REQUIRED TASK. Strip the pictures and reproduce the rest of the listing exactly.

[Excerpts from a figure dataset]
— START —
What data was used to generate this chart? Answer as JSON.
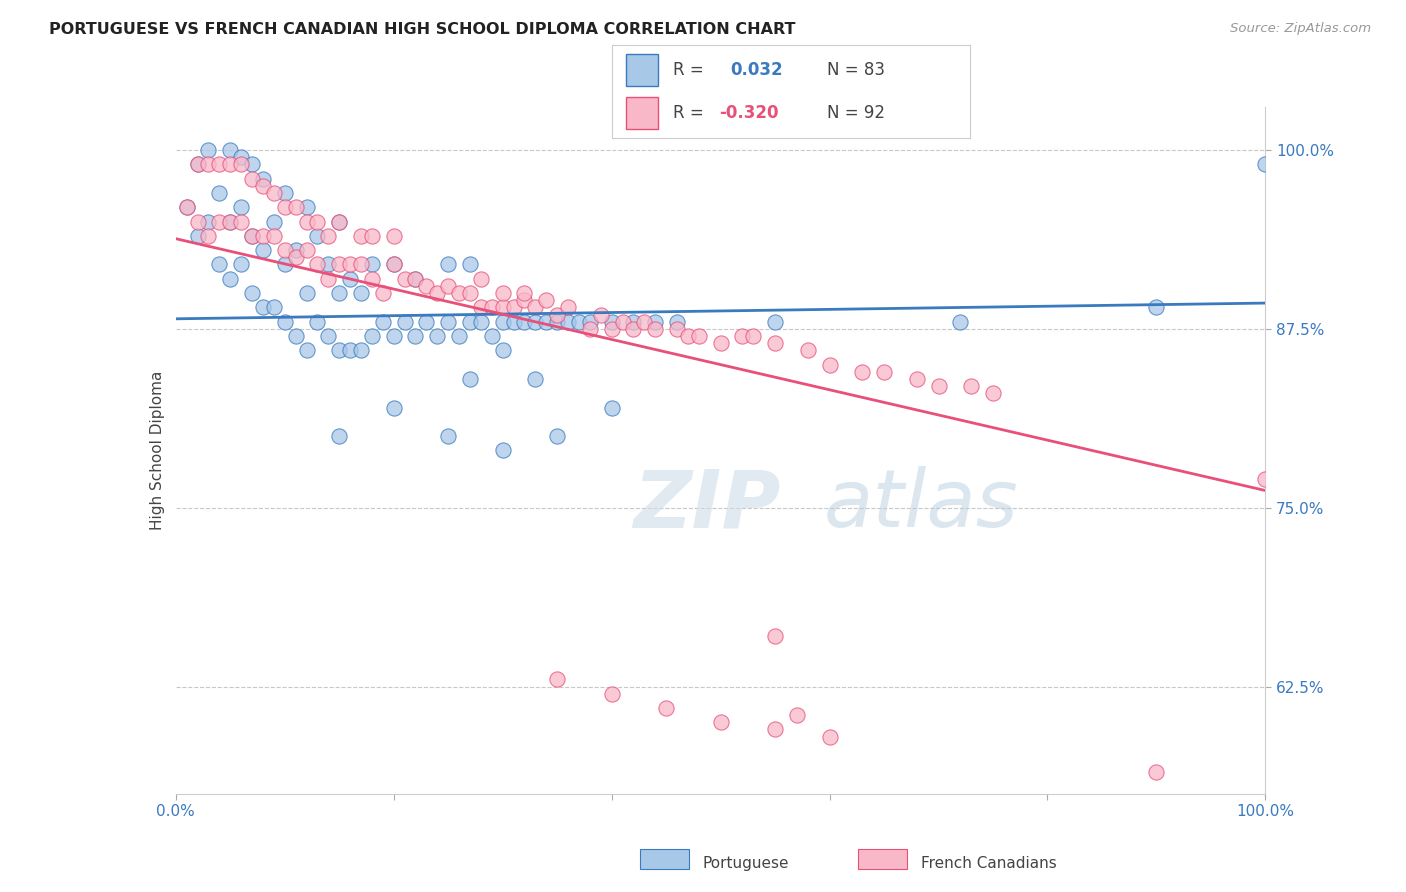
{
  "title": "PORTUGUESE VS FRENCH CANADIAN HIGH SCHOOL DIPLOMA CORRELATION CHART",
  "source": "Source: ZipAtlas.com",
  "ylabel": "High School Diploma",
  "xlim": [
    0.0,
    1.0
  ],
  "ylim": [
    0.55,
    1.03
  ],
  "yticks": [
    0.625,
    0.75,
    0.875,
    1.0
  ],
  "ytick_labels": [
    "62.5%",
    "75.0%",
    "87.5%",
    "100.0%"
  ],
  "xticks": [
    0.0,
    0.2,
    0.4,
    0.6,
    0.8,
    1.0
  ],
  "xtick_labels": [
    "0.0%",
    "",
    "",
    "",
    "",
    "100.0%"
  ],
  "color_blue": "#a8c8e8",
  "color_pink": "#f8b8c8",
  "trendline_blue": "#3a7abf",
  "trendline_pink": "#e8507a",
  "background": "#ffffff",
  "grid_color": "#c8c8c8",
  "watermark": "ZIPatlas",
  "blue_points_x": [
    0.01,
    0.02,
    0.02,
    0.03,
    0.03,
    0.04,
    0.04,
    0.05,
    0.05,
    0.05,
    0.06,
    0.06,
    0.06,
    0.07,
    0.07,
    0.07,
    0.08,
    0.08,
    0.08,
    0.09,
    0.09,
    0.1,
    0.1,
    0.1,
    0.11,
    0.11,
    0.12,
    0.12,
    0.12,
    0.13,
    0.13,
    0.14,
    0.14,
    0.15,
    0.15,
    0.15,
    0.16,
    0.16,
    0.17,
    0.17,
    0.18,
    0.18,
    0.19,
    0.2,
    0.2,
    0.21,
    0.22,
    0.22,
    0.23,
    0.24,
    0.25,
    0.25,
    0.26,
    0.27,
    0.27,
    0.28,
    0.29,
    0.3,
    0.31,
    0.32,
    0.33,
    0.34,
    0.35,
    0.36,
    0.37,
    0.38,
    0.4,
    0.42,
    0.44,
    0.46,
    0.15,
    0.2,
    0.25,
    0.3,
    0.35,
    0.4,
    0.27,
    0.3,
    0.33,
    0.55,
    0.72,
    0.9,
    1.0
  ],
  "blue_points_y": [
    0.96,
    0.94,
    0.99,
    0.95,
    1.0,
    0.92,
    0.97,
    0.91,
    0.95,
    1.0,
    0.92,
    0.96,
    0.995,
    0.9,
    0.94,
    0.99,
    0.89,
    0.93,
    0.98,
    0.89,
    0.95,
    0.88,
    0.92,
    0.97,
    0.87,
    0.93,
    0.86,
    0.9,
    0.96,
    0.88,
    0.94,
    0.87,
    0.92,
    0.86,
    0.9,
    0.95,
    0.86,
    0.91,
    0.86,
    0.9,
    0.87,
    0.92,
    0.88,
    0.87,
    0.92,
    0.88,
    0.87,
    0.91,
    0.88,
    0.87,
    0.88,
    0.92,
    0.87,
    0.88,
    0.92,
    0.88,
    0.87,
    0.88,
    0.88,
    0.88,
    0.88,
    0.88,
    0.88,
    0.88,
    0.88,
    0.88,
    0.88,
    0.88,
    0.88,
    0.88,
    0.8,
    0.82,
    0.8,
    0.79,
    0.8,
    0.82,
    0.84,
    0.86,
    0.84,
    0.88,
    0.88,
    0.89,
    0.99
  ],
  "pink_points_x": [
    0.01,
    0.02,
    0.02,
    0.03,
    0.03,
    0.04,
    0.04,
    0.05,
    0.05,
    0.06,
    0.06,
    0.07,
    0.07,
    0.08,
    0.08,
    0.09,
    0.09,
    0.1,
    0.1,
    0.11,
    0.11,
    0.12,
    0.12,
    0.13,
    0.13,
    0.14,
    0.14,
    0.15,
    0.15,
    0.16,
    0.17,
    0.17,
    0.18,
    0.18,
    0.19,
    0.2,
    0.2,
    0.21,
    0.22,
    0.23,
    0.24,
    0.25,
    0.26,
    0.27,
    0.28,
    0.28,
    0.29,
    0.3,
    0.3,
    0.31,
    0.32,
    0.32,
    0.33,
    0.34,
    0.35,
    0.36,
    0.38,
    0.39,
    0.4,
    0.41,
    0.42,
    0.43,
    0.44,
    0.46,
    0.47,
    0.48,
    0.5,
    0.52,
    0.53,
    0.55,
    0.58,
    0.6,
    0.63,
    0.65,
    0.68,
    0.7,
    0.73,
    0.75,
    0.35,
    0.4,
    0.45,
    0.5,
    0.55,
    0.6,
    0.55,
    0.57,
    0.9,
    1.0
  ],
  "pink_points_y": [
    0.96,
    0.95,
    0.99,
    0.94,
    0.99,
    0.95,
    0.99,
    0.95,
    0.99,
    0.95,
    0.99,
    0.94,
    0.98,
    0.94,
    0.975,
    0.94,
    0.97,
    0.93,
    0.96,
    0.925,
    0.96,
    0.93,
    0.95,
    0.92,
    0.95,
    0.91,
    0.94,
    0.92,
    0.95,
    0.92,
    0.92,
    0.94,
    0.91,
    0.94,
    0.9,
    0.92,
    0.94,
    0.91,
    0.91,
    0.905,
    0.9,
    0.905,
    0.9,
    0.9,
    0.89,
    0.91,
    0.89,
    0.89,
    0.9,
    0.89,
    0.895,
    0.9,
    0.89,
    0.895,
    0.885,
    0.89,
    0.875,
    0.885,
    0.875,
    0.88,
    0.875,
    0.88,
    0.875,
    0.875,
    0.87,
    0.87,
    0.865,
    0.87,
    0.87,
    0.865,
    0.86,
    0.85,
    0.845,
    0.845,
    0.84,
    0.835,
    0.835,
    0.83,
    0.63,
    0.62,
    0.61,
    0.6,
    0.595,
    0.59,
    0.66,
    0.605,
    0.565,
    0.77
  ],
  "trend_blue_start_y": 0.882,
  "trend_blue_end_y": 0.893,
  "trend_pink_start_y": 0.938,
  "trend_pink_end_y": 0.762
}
— END —
FINAL RESULT.
What data was used to generate this chart? Answer as JSON.
{
  "title": "PORTUGUESE VS FRENCH CANADIAN HIGH SCHOOL DIPLOMA CORRELATION CHART",
  "source": "Source: ZipAtlas.com",
  "ylabel": "High School Diploma",
  "xlim": [
    0.0,
    1.0
  ],
  "ylim": [
    0.55,
    1.03
  ],
  "yticks": [
    0.625,
    0.75,
    0.875,
    1.0
  ],
  "ytick_labels": [
    "62.5%",
    "75.0%",
    "87.5%",
    "100.0%"
  ],
  "xticks": [
    0.0,
    0.2,
    0.4,
    0.6,
    0.8,
    1.0
  ],
  "xtick_labels": [
    "0.0%",
    "",
    "",
    "",
    "",
    "100.0%"
  ],
  "color_blue": "#a8c8e8",
  "color_pink": "#f8b8c8",
  "trendline_blue": "#3a7abf",
  "trendline_pink": "#e8507a",
  "background": "#ffffff",
  "grid_color": "#c8c8c8",
  "watermark": "ZIPatlas",
  "blue_points_x": [
    0.01,
    0.02,
    0.02,
    0.03,
    0.03,
    0.04,
    0.04,
    0.05,
    0.05,
    0.05,
    0.06,
    0.06,
    0.06,
    0.07,
    0.07,
    0.07,
    0.08,
    0.08,
    0.08,
    0.09,
    0.09,
    0.1,
    0.1,
    0.1,
    0.11,
    0.11,
    0.12,
    0.12,
    0.12,
    0.13,
    0.13,
    0.14,
    0.14,
    0.15,
    0.15,
    0.15,
    0.16,
    0.16,
    0.17,
    0.17,
    0.18,
    0.18,
    0.19,
    0.2,
    0.2,
    0.21,
    0.22,
    0.22,
    0.23,
    0.24,
    0.25,
    0.25,
    0.26,
    0.27,
    0.27,
    0.28,
    0.29,
    0.3,
    0.31,
    0.32,
    0.33,
    0.34,
    0.35,
    0.36,
    0.37,
    0.38,
    0.4,
    0.42,
    0.44,
    0.46,
    0.15,
    0.2,
    0.25,
    0.3,
    0.35,
    0.4,
    0.27,
    0.3,
    0.33,
    0.55,
    0.72,
    0.9,
    1.0
  ],
  "blue_points_y": [
    0.96,
    0.94,
    0.99,
    0.95,
    1.0,
    0.92,
    0.97,
    0.91,
    0.95,
    1.0,
    0.92,
    0.96,
    0.995,
    0.9,
    0.94,
    0.99,
    0.89,
    0.93,
    0.98,
    0.89,
    0.95,
    0.88,
    0.92,
    0.97,
    0.87,
    0.93,
    0.86,
    0.9,
    0.96,
    0.88,
    0.94,
    0.87,
    0.92,
    0.86,
    0.9,
    0.95,
    0.86,
    0.91,
    0.86,
    0.9,
    0.87,
    0.92,
    0.88,
    0.87,
    0.92,
    0.88,
    0.87,
    0.91,
    0.88,
    0.87,
    0.88,
    0.92,
    0.87,
    0.88,
    0.92,
    0.88,
    0.87,
    0.88,
    0.88,
    0.88,
    0.88,
    0.88,
    0.88,
    0.88,
    0.88,
    0.88,
    0.88,
    0.88,
    0.88,
    0.88,
    0.8,
    0.82,
    0.8,
    0.79,
    0.8,
    0.82,
    0.84,
    0.86,
    0.84,
    0.88,
    0.88,
    0.89,
    0.99
  ],
  "pink_points_x": [
    0.01,
    0.02,
    0.02,
    0.03,
    0.03,
    0.04,
    0.04,
    0.05,
    0.05,
    0.06,
    0.06,
    0.07,
    0.07,
    0.08,
    0.08,
    0.09,
    0.09,
    0.1,
    0.1,
    0.11,
    0.11,
    0.12,
    0.12,
    0.13,
    0.13,
    0.14,
    0.14,
    0.15,
    0.15,
    0.16,
    0.17,
    0.17,
    0.18,
    0.18,
    0.19,
    0.2,
    0.2,
    0.21,
    0.22,
    0.23,
    0.24,
    0.25,
    0.26,
    0.27,
    0.28,
    0.28,
    0.29,
    0.3,
    0.3,
    0.31,
    0.32,
    0.32,
    0.33,
    0.34,
    0.35,
    0.36,
    0.38,
    0.39,
    0.4,
    0.41,
    0.42,
    0.43,
    0.44,
    0.46,
    0.47,
    0.48,
    0.5,
    0.52,
    0.53,
    0.55,
    0.58,
    0.6,
    0.63,
    0.65,
    0.68,
    0.7,
    0.73,
    0.75,
    0.35,
    0.4,
    0.45,
    0.5,
    0.55,
    0.6,
    0.55,
    0.57,
    0.9,
    1.0
  ],
  "pink_points_y": [
    0.96,
    0.95,
    0.99,
    0.94,
    0.99,
    0.95,
    0.99,
    0.95,
    0.99,
    0.95,
    0.99,
    0.94,
    0.98,
    0.94,
    0.975,
    0.94,
    0.97,
    0.93,
    0.96,
    0.925,
    0.96,
    0.93,
    0.95,
    0.92,
    0.95,
    0.91,
    0.94,
    0.92,
    0.95,
    0.92,
    0.92,
    0.94,
    0.91,
    0.94,
    0.9,
    0.92,
    0.94,
    0.91,
    0.91,
    0.905,
    0.9,
    0.905,
    0.9,
    0.9,
    0.89,
    0.91,
    0.89,
    0.89,
    0.9,
    0.89,
    0.895,
    0.9,
    0.89,
    0.895,
    0.885,
    0.89,
    0.875,
    0.885,
    0.875,
    0.88,
    0.875,
    0.88,
    0.875,
    0.875,
    0.87,
    0.87,
    0.865,
    0.87,
    0.87,
    0.865,
    0.86,
    0.85,
    0.845,
    0.845,
    0.84,
    0.835,
    0.835,
    0.83,
    0.63,
    0.62,
    0.61,
    0.6,
    0.595,
    0.59,
    0.66,
    0.605,
    0.565,
    0.77
  ],
  "trend_blue_start_y": 0.882,
  "trend_blue_end_y": 0.893,
  "trend_pink_start_y": 0.938,
  "trend_pink_end_y": 0.762
}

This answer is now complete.